> _DATA SUPPLIED_:

--- begin ---

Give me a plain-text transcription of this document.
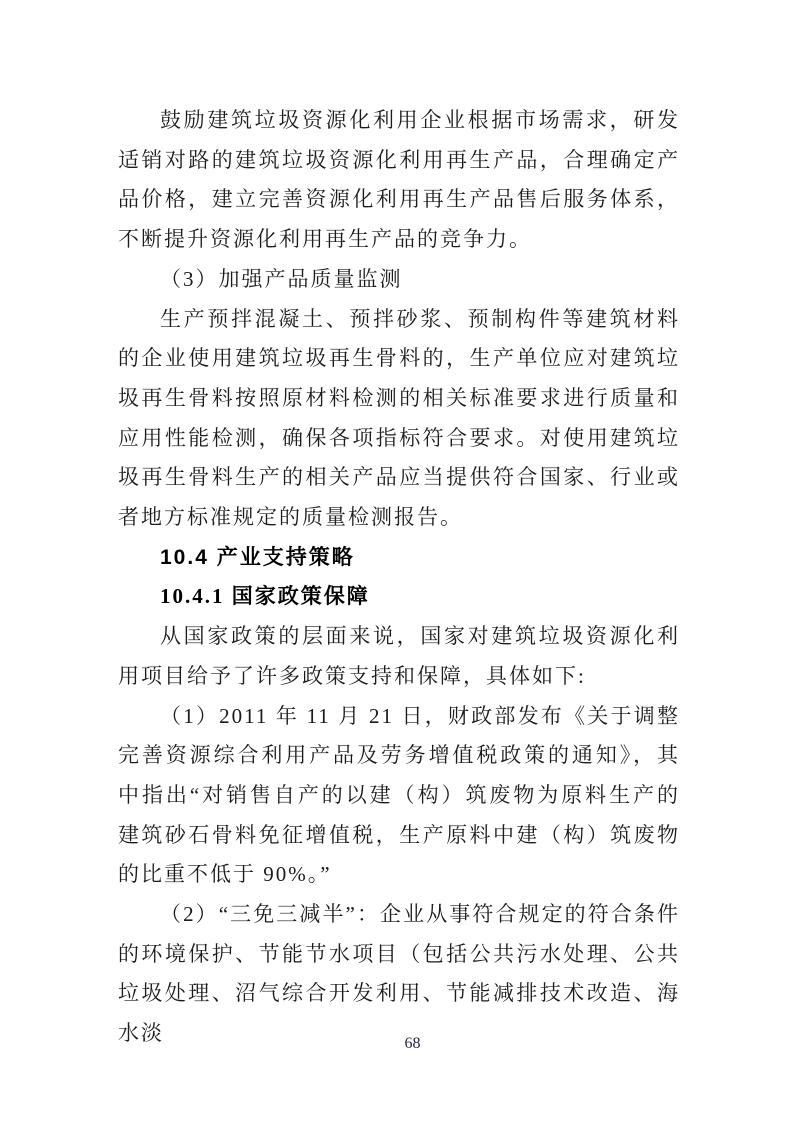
鼓励建筑垃圾资源化利用企业根据市场需求，研发适销对路的建筑垃圾资源化利用再生产品，合理确定产品价格，建立完善资源化利用再生产品售后服务体系，不断提升资源化利用再生产品的竞争力。

（3）加强产品质量监测

生产预拌混凝土、预拌砂浆、预制构件等建筑材料的企业使用建筑垃圾再生骨料的，生产单位应对建筑垃圾再生骨料按照原材料检测的相关标准要求进行质量和应用性能检测，确保各项指标符合要求。对使用建筑垃圾再生骨料生产的相关产品应当提供符合国家、行业或者地方标准规定的质量检测报告。

10.4 产业支持策略
10.4.1 国家政策保障

从国家政策的层面来说，国家对建筑垃圾资源化利用项目给予了许多政策支持和保障，具体如下:

（1）2011 年 11 月 21 日，财政部发布《关于调整完善资源综合利用产品及劳务增值税政策的通知》，其中指出“对销售自产的以建（构）筑废物为原料生产的建筑砂石骨料免征增值税，生产原料中建（构）筑废物的比重不低于 90%。”

（2）“三免三减半”：企业从事符合规定的符合条件的环境保护、节能节水项目（包括公共污水处理、公共垃圾处理、沼气综合开发利用、节能减排技术改造、海水淡	68
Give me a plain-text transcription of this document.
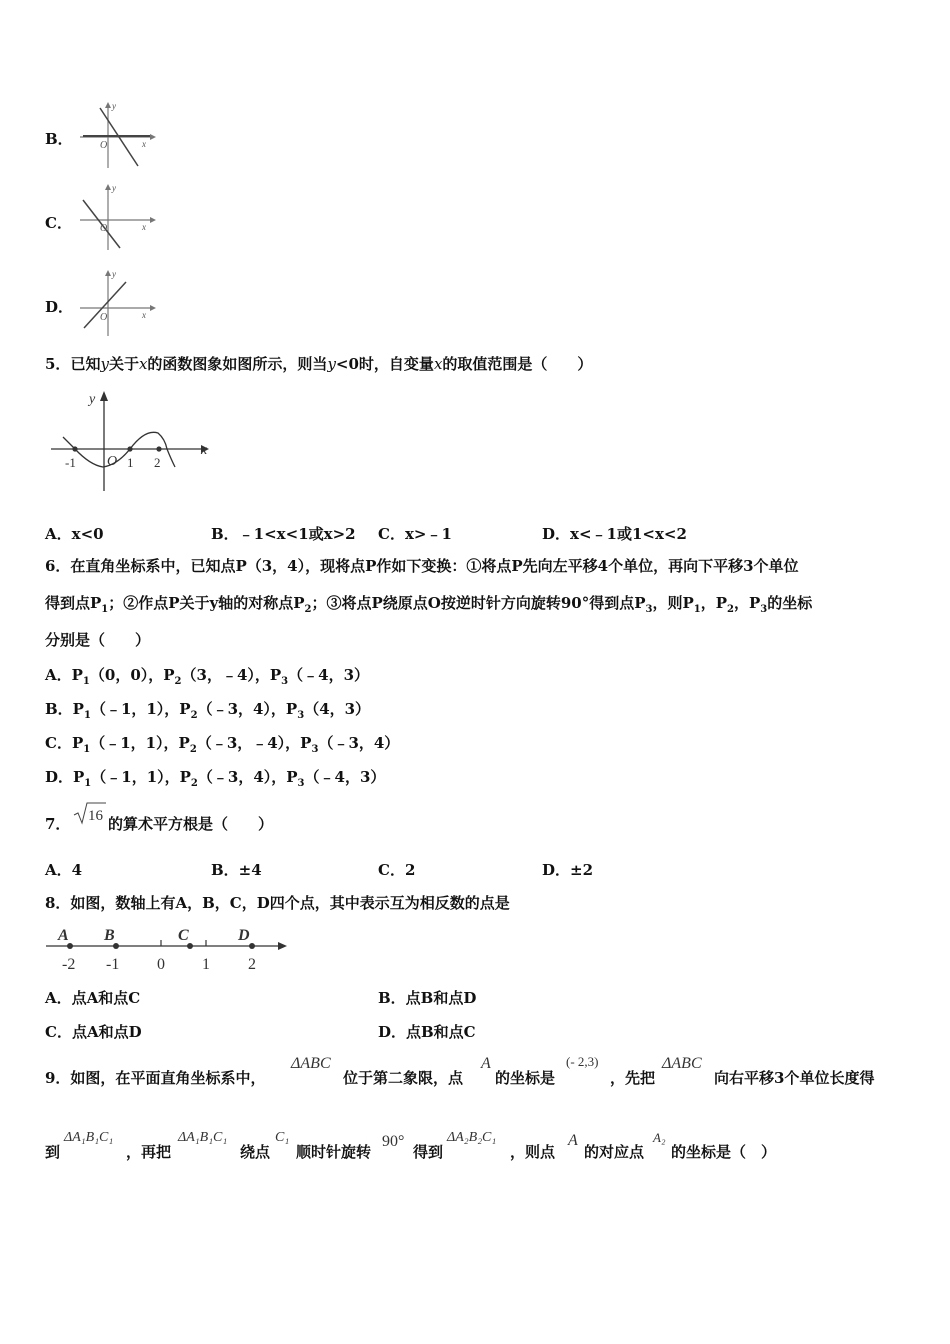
B．
y
x
O
C．
y
x
O
D．
y
x
O
5．已知y关于x的函数图象如图所示，则当y<0时，自变量x的取值范围是（　　）
y
x
O
-1	1 2
A．x<0	B．﹣1<x<1或x>2 C．x>﹣1	D．x<﹣1或1<x<2
6．在直角坐标系中，已知点P（3，4），现将点P作如下变换：①将点P先向左平移4个单位，再向下平移3个单位
得到点$P_1$；②作点P关于y轴的对称点$P_2$；③将点P绕原点O按逆时针方向旋转90°得到点$P_3$，则$P_1$，$P_2$，$P_3$的坐标
分别是（　　）
A．$P_1(0$，0），$P_2(3$，﹣4），$P_3(﹣4$，3）
B．$P_1(﹣1$，1），$P_2(﹣3$，4），$P_3(4$，3）
C．$P_1(﹣1$，1），$P_2(﹣3$，﹣4），$P_3(﹣3$，4）
D．$P_1(﹣1$，1），$P_2(﹣3$，4），$P_3(﹣4$，3）
7． 16 的算术平方根是（　　）
A．4	B．±4	C．2	D．±2
8．如图，数轴上有A，B，C，D四个点，其中表示互为相反数的点是
A B	C	D
-2 -1 0 1 2
A．点A和点C	B．点B和点D
C．点A和点D	D．点B和点C
9．如图，在平面直角坐标系中，
ΔABC
位于第二象限，点
A
的坐标是
(- 2,3)
，先把
ΔABC
向右平移3个单位长度得
到
ΔA₁B₁C₁
，再把
ΔA₁B₁C₁
绕点
C₁
顺时针旋转
90°
得到
ΔA₂B₂C₁
，则点
A
的对应点
A₂
的坐标是（　）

--- end ---

> _GOAL OF THE EXERCISE_:
Working from the lines above, reproduce the material exactly and exclude its pictures.

> _RESULT OF THIS TASK_:
Give me a plain-text transcription of this document.
鼓励建筑垃圾资源化利用企业根据市场需求，研发适销对路的建筑垃圾资源化利用再生产品，合理确定产品价格，建立完善资源化利用再生产品售后服务体系，不断提升资源化利用再生产品的竞争力。

（3）加强产品质量监测

生产预拌混凝土、预拌砂浆、预制构件等建筑材料的企业使用建筑垃圾再生骨料的，生产单位应对建筑垃圾再生骨料按照原材料检测的相关标准要求进行质量和应用性能检测，确保各项指标符合要求。对使用建筑垃圾再生骨料生产的相关产品应当提供符合国家、行业或者地方标准规定的质量检测报告。

10.4 产业支持策略
10.4.1 国家政策保障

从国家政策的层面来说，国家对建筑垃圾资源化利用项目给予了许多政策支持和保障，具体如下:

（1）2011 年 11 月 21 日，财政部发布《关于调整完善资源综合利用产品及劳务增值税政策的通知》，其中指出“对销售自产的以建（构）筑废物为原料生产的建筑砂石骨料免征增值税，生产原料中建（构）筑废物的比重不低于 90%。”

（2）“三免三减半”：企业从事符合规定的符合条件的环境保护、节能节水项目（包括公共污水处理、公共垃圾处理、沼气综合开发利用、节能减排技术改造、海水淡	68
Give me a plain-text transcription of this document.
B．
y
x
O
C．
y
x
O
D．
y
x
O
5．已知y关于x的函数图象如图所示，则当y<0时，自变量x的取值范围是（　　）
y
x
O
-1	1 2
A．x<0	B．﹣1<x<1或x>2 C．x>﹣1	D．x<﹣1或1<x<2
6．在直角坐标系中，已知点P（3，4），现将点P作如下变换：①将点P先向左平移4个单位，再向下平移3个单位
得到点$P_1$；②作点P关于y轴的对称点$P_2$；③将点P绕原点O按逆时针方向旋转90°得到点$P_3$，则$P_1$，$P_2$，$P_3$的坐标
分别是（　　）
A．$P_1(0$，0），$P_2(3$，﹣4），$P_3(﹣4$，3）
B．$P_1(﹣1$，1），$P_2(﹣3$，4），$P_3(4$，3）
C．$P_1(﹣1$，1），$P_2(﹣3$，﹣4），$P_3(﹣3$，4）
D．$P_1(﹣1$，1），$P_2(﹣3$，4），$P_3(﹣4$，3）
7． 16 的算术平方根是（　　）
A．4	B．±4	C．2	D．±2
8．如图，数轴上有A，B，C，D四个点，其中表示互为相反数的点是
A B	C	D
-2 -1 0 1 2
A．点A和点C	B．点B和点D
C．点A和点D	D．点B和点C
9．如图，在平面直角坐标系中，
ΔABC
位于第二象限，点
A
的坐标是
(- 2,3)
，先把
ΔABC
向右平移3个单位长度得
到
ΔA₁B₁C₁
，再把
ΔA₁B₁C₁
绕点
C₁
顺时针旋转
90°
得到
ΔA₂B₂C₁
，则点
A
的对应点
A₂
的坐标是（　）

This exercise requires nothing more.